▶ **Exercise objective**:
Find the lines holding "series" and copy them.

▶ **Extracted information**:
********************

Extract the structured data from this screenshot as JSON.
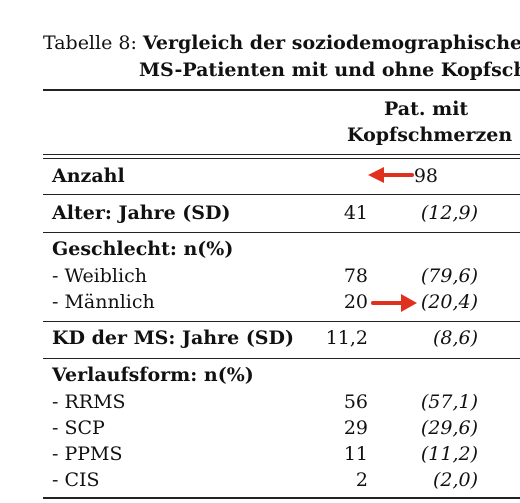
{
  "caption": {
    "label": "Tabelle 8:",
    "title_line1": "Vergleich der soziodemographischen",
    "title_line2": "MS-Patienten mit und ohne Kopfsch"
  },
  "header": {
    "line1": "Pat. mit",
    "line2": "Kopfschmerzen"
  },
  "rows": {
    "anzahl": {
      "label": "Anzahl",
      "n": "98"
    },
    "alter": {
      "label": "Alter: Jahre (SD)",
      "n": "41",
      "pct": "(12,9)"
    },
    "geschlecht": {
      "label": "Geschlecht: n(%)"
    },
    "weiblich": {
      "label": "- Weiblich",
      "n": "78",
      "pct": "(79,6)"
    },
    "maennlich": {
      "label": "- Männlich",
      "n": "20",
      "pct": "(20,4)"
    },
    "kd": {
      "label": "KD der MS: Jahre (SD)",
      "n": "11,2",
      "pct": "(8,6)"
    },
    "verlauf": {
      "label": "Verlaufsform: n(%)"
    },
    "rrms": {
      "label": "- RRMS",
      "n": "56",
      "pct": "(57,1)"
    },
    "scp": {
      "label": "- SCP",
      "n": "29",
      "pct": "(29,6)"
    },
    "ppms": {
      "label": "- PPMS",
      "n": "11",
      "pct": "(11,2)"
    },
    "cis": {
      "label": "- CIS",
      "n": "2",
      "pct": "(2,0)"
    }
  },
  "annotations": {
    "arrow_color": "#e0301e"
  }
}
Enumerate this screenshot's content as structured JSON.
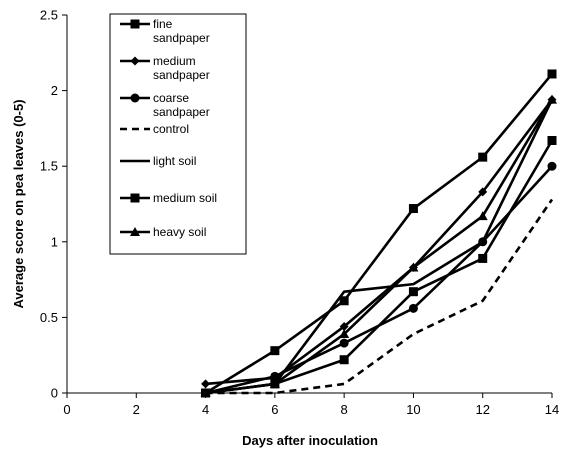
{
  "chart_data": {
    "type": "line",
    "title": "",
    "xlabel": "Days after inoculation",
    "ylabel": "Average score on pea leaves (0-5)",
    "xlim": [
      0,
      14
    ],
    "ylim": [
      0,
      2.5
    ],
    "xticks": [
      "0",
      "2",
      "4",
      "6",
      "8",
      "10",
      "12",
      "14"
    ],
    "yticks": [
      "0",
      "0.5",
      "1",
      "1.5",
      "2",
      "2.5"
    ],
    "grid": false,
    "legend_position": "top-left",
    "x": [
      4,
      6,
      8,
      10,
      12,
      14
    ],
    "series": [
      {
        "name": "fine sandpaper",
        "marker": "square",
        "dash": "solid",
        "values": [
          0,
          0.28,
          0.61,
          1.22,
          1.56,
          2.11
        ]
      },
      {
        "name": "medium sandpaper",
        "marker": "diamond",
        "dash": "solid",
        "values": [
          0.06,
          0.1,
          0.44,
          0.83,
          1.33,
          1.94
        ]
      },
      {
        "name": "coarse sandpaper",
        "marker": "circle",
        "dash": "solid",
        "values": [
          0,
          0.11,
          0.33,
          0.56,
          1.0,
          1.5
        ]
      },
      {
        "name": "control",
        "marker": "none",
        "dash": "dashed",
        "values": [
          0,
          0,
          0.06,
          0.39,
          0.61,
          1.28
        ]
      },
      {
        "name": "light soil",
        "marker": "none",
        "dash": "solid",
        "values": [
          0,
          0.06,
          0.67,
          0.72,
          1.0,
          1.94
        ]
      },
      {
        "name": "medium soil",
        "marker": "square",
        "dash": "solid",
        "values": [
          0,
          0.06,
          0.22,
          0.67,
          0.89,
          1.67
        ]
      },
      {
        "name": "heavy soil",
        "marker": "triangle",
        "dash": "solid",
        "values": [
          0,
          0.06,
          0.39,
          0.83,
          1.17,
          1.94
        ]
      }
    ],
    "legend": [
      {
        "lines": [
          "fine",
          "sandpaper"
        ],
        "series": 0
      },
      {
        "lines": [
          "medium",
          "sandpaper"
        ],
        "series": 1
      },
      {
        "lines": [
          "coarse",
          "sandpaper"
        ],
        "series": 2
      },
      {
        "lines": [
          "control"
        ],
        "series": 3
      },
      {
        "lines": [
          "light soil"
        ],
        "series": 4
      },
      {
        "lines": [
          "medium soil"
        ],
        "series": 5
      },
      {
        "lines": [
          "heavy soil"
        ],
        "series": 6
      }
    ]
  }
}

********************

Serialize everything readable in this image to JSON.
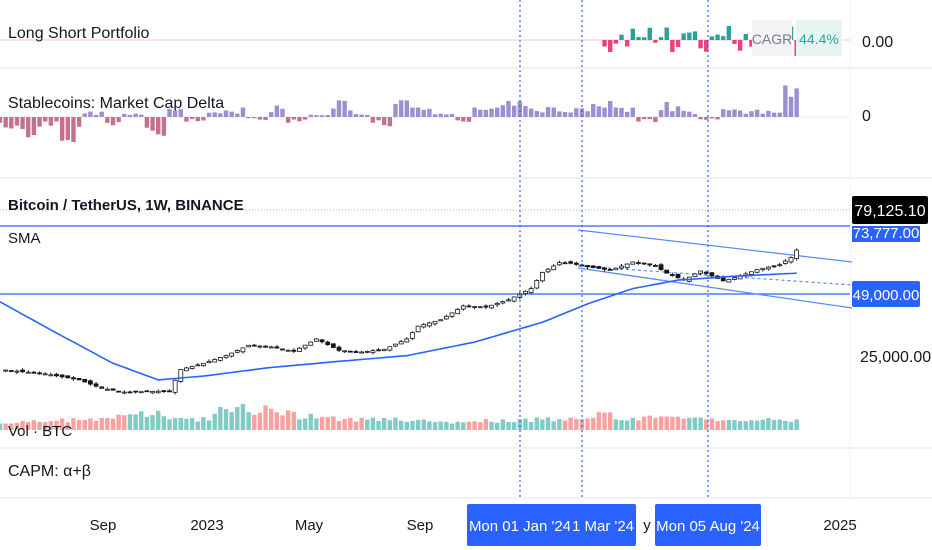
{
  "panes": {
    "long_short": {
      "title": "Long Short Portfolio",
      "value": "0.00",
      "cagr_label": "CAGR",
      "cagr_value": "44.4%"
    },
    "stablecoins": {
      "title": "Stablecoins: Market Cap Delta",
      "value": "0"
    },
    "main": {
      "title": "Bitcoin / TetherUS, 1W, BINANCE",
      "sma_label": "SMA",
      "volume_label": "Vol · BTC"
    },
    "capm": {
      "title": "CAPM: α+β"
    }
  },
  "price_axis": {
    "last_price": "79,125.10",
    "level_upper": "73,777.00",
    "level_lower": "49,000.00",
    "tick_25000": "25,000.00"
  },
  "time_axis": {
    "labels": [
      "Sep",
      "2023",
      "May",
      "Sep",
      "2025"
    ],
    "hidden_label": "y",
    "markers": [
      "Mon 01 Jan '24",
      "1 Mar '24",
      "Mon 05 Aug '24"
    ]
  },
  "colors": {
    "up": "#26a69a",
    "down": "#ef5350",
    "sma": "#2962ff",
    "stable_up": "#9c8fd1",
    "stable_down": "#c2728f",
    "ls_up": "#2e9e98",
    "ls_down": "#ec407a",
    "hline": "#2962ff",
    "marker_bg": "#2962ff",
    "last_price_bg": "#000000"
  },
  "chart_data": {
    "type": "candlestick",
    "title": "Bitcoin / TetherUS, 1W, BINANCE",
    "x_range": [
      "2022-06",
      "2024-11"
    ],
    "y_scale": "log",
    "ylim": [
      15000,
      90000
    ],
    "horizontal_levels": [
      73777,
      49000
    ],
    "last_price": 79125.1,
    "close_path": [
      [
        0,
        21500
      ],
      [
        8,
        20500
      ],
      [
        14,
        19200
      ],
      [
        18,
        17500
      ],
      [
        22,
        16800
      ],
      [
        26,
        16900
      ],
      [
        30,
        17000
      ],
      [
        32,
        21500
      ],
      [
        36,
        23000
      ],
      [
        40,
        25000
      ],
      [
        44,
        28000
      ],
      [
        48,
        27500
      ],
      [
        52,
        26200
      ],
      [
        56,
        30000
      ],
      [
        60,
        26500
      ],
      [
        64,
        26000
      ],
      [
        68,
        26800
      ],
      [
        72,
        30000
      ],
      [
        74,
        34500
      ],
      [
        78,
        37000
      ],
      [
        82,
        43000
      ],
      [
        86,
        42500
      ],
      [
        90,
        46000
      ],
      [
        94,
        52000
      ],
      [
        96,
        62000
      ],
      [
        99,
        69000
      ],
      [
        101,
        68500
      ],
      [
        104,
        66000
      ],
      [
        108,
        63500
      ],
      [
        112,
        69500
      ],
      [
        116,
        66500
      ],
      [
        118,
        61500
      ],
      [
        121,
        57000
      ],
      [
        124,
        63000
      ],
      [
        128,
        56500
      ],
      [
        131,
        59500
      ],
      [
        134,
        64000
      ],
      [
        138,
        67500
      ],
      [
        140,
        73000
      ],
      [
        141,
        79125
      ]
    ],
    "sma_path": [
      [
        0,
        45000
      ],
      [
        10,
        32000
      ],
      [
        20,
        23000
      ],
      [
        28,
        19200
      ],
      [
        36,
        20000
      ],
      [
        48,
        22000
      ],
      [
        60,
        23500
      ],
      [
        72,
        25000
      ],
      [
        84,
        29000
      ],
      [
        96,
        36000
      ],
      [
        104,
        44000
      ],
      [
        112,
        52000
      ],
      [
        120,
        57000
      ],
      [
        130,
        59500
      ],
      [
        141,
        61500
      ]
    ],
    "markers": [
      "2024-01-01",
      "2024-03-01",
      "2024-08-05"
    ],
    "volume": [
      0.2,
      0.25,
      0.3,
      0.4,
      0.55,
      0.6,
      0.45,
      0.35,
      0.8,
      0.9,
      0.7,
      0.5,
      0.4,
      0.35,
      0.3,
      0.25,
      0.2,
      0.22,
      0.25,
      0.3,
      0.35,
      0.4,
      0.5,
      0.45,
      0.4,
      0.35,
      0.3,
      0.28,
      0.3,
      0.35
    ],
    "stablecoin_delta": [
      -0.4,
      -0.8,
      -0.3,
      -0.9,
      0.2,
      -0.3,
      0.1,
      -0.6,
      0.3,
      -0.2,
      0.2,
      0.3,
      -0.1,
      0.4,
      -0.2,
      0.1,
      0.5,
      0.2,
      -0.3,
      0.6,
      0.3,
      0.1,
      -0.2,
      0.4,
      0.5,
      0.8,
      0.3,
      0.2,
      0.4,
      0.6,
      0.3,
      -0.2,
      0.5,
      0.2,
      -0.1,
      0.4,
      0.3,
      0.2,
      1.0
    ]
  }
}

********************

▶ **Solution to this task**:
    "series": [
        "series": 0
        "series": 1
        "series": 2
        "series": 3
        "series": 4
        "series": 5
        "series": 6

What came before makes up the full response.